* start Recorded information *
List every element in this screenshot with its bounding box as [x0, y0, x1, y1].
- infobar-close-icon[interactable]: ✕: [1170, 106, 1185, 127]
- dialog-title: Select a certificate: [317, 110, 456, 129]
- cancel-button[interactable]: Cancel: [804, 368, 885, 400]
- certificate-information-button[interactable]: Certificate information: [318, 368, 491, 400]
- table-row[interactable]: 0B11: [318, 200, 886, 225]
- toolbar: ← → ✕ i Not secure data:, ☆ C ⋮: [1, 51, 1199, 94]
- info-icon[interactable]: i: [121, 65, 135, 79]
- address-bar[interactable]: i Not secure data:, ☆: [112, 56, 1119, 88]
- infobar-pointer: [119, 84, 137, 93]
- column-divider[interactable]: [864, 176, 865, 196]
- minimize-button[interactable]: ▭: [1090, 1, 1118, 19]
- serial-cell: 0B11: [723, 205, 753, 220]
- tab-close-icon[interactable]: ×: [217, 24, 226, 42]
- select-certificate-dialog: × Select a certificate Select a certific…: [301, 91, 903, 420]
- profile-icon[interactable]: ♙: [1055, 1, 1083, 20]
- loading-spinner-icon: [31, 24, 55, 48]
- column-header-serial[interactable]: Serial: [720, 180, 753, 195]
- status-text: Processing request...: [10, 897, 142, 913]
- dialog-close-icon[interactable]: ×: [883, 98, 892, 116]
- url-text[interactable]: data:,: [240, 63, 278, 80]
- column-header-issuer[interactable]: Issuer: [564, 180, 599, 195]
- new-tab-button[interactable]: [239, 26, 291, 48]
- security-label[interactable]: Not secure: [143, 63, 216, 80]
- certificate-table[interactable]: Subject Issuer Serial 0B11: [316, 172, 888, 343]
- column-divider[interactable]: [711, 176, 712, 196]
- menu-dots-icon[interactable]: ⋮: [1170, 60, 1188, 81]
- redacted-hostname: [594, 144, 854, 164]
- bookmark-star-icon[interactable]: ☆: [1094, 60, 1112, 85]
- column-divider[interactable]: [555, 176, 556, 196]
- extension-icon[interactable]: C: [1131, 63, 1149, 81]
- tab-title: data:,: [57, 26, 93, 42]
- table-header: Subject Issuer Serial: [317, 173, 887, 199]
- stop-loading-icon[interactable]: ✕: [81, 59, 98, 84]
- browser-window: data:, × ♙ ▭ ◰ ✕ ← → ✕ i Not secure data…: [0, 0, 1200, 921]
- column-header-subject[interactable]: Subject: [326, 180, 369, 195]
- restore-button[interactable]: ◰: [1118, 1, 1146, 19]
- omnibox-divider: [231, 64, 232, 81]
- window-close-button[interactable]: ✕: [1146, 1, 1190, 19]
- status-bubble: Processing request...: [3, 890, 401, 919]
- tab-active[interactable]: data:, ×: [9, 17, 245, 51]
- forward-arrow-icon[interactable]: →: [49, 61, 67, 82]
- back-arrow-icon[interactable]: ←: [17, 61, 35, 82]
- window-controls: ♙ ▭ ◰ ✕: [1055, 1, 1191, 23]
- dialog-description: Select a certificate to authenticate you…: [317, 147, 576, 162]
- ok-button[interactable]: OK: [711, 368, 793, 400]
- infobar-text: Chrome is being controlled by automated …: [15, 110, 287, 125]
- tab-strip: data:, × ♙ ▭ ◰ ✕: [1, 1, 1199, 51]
* end Recorded information *
Exercise directions — Rewrite the rows above, substituting "column-separator" for each occurrence of "column-divider" and leaving everything else as it is.

Exercise solution —
List every element in this screenshot with its bounding box as [x0, y0, x1, y1].
- infobar-close-icon[interactable]: ✕: [1170, 106, 1185, 127]
- dialog-title: Select a certificate: [317, 110, 456, 129]
- cancel-button[interactable]: Cancel: [804, 368, 885, 400]
- certificate-information-button[interactable]: Certificate information: [318, 368, 491, 400]
- table-row[interactable]: 0B11: [318, 200, 886, 225]
- toolbar: ← → ✕ i Not secure data:, ☆ C ⋮: [1, 51, 1199, 94]
- info-icon[interactable]: i: [121, 65, 135, 79]
- address-bar[interactable]: i Not secure data:, ☆: [112, 56, 1119, 88]
- infobar-pointer: [119, 84, 137, 93]
- column-separator[interactable]: [864, 176, 865, 196]
- minimize-button[interactable]: ▭: [1090, 1, 1118, 19]
- serial-cell: 0B11: [723, 205, 753, 220]
- tab-close-icon[interactable]: ×: [217, 24, 226, 42]
- select-certificate-dialog: × Select a certificate Select a certific…: [301, 91, 903, 420]
- profile-icon[interactable]: ♙: [1055, 1, 1083, 20]
- loading-spinner-icon: [31, 24, 55, 48]
- column-header-serial[interactable]: Serial: [720, 180, 753, 195]
- status-text: Processing request...: [10, 897, 142, 913]
- dialog-close-icon[interactable]: ×: [883, 98, 892, 116]
- url-text[interactable]: data:,: [240, 63, 278, 80]
- column-header-issuer[interactable]: Issuer: [564, 180, 599, 195]
- new-tab-button[interactable]: [239, 26, 291, 48]
- security-label[interactable]: Not secure: [143, 63, 216, 80]
- certificate-table[interactable]: Subject Issuer Serial 0B11: [316, 172, 888, 343]
- column-separator[interactable]: [711, 176, 712, 196]
- menu-dots-icon[interactable]: ⋮: [1170, 60, 1188, 81]
- redacted-hostname: [594, 144, 854, 164]
- bookmark-star-icon[interactable]: ☆: [1094, 60, 1112, 85]
- column-separator[interactable]: [555, 176, 556, 196]
- extension-icon[interactable]: C: [1131, 63, 1149, 81]
- tab-title: data:,: [57, 26, 93, 42]
- table-header: Subject Issuer Serial: [317, 173, 887, 199]
- stop-loading-icon[interactable]: ✕: [81, 59, 98, 84]
- browser-window: data:, × ♙ ▭ ◰ ✕ ← → ✕ i Not secure data…: [0, 0, 1200, 921]
- column-header-subject[interactable]: Subject: [326, 180, 369, 195]
- restore-button[interactable]: ◰: [1118, 1, 1146, 19]
- omnibox-divider: [231, 64, 232, 81]
- window-close-button[interactable]: ✕: [1146, 1, 1190, 19]
- status-bubble: Processing request...: [3, 890, 401, 919]
- tab-active[interactable]: data:, ×: [9, 17, 245, 51]
- forward-arrow-icon[interactable]: →: [49, 61, 67, 82]
- back-arrow-icon[interactable]: ←: [17, 61, 35, 82]
- window-controls: ♙ ▭ ◰ ✕: [1055, 1, 1191, 23]
- dialog-description: Select a certificate to authenticate you…: [317, 147, 576, 162]
- ok-button[interactable]: OK: [711, 368, 793, 400]
- infobar-text: Chrome is being controlled by automated …: [15, 110, 287, 125]
- tab-strip: data:, × ♙ ▭ ◰ ✕: [1, 1, 1199, 51]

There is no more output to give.